* PROBLEM DETAILS *
Tally the lines in the data that follows that include the word "moteur", and report nothing but the total.

* RECORD EXCERPTS *
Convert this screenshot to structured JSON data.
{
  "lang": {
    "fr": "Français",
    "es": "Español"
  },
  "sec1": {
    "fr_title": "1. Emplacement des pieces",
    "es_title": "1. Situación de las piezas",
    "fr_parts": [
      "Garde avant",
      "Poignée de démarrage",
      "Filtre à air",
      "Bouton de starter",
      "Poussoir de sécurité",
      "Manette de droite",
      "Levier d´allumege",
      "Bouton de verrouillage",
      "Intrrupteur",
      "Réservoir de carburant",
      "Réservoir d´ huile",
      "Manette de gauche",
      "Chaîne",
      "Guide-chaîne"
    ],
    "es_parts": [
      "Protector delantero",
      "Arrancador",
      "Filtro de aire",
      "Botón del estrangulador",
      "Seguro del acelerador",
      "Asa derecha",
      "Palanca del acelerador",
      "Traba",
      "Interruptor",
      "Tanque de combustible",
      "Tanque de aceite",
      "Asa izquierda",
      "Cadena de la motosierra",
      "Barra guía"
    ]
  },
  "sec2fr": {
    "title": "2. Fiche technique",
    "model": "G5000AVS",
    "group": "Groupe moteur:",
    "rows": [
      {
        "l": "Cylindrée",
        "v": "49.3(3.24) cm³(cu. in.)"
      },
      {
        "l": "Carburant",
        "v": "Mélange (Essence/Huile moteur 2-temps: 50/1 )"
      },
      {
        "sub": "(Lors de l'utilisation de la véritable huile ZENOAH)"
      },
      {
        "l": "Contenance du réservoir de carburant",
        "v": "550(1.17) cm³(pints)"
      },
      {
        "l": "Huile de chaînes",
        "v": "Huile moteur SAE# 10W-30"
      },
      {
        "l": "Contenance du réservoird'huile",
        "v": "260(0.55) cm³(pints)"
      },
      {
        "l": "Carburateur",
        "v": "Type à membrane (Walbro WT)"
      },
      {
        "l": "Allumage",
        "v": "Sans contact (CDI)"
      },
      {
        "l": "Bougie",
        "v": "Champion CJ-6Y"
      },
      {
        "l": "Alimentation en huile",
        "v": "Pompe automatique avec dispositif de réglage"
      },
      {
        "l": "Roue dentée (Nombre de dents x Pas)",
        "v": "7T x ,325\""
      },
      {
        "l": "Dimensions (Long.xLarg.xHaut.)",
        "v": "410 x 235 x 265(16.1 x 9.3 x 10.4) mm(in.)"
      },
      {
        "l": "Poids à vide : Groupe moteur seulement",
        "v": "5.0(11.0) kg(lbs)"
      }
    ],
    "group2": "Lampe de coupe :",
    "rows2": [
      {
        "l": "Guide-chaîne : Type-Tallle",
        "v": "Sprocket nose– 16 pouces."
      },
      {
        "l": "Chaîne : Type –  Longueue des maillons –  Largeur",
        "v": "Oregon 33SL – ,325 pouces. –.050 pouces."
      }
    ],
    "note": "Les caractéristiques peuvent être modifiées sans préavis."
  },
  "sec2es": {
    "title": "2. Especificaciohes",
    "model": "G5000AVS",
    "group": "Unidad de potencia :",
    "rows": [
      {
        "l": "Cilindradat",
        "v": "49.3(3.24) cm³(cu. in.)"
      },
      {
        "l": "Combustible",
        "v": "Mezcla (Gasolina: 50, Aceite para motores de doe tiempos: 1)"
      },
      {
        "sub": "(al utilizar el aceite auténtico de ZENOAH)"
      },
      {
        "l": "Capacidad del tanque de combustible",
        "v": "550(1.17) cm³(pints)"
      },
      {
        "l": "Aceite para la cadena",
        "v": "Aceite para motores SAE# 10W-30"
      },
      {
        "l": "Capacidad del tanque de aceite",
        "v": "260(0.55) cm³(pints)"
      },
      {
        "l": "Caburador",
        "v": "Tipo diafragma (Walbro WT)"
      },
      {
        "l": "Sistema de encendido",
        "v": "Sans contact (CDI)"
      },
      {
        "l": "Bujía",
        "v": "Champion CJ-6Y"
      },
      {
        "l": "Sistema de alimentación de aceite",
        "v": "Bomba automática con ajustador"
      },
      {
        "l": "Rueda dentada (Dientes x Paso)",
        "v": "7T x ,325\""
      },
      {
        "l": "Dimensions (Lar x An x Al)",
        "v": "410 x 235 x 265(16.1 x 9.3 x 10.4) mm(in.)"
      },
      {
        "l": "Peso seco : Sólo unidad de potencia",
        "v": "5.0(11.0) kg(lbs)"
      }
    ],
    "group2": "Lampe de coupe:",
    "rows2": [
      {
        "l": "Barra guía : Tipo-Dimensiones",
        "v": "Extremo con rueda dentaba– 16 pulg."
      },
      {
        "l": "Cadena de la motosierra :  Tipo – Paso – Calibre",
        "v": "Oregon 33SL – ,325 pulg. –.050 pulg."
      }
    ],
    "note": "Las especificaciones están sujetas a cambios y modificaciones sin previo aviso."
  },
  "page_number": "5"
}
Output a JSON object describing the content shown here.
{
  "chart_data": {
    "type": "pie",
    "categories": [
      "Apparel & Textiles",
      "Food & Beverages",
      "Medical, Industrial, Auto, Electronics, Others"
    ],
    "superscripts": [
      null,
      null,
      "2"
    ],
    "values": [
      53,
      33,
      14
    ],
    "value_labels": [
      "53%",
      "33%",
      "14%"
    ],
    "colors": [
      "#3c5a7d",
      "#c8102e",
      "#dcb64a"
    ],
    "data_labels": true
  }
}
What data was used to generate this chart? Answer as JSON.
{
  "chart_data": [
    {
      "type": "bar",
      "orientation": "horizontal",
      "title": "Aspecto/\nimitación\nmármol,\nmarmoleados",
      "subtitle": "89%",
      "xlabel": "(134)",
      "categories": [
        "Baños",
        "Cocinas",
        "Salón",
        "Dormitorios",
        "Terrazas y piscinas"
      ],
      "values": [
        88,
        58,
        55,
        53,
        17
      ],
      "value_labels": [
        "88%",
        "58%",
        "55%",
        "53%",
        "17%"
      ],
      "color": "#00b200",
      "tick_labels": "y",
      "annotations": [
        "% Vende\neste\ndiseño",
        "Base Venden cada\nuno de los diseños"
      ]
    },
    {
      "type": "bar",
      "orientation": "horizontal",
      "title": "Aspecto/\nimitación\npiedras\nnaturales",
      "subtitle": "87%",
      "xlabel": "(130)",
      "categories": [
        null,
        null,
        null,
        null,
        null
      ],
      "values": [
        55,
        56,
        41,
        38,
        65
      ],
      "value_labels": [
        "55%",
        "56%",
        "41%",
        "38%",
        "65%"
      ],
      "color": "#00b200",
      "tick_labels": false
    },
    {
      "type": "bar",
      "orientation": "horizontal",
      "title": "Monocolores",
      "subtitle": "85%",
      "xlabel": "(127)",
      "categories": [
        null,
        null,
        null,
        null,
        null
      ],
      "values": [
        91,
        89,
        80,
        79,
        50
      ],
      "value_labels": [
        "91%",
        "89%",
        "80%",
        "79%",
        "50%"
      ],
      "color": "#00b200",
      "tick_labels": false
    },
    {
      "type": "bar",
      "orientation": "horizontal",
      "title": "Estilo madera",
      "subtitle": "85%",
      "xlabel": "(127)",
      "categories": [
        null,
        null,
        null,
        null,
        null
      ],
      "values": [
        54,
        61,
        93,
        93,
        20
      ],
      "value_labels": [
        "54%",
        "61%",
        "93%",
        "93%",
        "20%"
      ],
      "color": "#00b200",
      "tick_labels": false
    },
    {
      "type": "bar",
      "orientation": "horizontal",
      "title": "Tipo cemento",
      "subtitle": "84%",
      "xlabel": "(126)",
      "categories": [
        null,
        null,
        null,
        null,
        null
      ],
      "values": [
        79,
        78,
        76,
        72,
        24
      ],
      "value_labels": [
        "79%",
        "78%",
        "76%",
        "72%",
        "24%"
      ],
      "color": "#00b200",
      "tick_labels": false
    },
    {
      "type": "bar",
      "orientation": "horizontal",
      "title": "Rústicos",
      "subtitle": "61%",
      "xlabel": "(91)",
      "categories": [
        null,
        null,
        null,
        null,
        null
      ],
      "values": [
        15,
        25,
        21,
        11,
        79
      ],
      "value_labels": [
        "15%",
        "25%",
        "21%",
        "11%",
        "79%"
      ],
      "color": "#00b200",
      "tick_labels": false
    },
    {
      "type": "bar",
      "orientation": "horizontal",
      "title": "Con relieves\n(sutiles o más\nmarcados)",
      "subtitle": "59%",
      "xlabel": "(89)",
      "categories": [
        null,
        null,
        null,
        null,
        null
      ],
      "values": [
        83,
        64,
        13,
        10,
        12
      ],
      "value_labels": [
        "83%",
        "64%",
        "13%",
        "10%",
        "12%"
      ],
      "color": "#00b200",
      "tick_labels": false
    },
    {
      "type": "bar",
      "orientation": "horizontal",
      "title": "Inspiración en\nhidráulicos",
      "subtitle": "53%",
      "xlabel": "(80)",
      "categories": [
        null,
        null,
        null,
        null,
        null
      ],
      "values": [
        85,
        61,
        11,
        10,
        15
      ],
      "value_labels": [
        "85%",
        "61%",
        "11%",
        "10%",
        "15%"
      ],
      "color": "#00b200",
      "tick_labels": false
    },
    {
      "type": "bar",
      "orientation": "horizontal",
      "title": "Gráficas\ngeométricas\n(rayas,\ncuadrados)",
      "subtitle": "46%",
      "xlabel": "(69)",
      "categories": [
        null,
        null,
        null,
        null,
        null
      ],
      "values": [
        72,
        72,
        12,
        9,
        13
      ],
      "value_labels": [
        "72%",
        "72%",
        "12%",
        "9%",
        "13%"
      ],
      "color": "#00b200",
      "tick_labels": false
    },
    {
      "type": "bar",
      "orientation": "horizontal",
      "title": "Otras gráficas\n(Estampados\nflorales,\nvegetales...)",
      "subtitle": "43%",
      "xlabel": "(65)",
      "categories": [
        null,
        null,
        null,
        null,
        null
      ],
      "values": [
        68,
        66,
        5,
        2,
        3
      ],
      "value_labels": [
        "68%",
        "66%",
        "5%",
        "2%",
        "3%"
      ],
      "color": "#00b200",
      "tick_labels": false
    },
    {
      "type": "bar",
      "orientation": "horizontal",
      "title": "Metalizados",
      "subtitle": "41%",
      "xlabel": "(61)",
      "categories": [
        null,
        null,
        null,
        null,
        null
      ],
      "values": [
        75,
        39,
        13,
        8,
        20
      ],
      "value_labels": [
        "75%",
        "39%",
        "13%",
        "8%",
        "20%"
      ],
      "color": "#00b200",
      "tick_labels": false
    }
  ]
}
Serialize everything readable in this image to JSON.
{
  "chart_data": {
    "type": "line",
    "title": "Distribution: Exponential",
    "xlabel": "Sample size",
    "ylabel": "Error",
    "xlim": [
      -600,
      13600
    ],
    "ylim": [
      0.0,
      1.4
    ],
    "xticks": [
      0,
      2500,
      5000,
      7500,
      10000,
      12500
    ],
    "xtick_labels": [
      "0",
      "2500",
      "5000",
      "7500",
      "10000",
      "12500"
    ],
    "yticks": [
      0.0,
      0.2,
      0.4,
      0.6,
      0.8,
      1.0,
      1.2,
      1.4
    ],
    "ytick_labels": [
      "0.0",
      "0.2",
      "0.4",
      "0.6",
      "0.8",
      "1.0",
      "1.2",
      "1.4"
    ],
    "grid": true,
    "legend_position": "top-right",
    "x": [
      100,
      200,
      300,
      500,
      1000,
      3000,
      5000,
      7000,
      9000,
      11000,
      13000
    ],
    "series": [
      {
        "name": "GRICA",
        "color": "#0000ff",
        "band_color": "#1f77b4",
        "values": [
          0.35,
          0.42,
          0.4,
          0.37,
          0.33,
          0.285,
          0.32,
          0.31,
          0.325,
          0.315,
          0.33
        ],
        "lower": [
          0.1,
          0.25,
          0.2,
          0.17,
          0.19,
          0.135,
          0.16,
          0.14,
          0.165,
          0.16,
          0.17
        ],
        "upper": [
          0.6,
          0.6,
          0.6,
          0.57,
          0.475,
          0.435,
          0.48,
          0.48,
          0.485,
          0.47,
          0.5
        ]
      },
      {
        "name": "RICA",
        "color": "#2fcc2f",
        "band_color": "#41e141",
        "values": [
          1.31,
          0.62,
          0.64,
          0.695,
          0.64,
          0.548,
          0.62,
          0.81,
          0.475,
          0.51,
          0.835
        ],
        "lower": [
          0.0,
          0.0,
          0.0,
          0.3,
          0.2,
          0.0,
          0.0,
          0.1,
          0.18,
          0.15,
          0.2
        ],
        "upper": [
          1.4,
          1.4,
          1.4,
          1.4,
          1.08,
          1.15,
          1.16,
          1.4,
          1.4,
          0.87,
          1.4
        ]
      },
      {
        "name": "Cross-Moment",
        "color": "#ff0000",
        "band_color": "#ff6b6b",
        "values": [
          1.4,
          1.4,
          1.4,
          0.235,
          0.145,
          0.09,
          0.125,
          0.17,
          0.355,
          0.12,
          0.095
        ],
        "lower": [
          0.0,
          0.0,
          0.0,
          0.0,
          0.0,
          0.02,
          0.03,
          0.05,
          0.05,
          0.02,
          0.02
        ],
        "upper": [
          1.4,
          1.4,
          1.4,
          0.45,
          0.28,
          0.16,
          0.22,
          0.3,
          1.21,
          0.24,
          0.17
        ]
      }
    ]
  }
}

* ANSWER *
4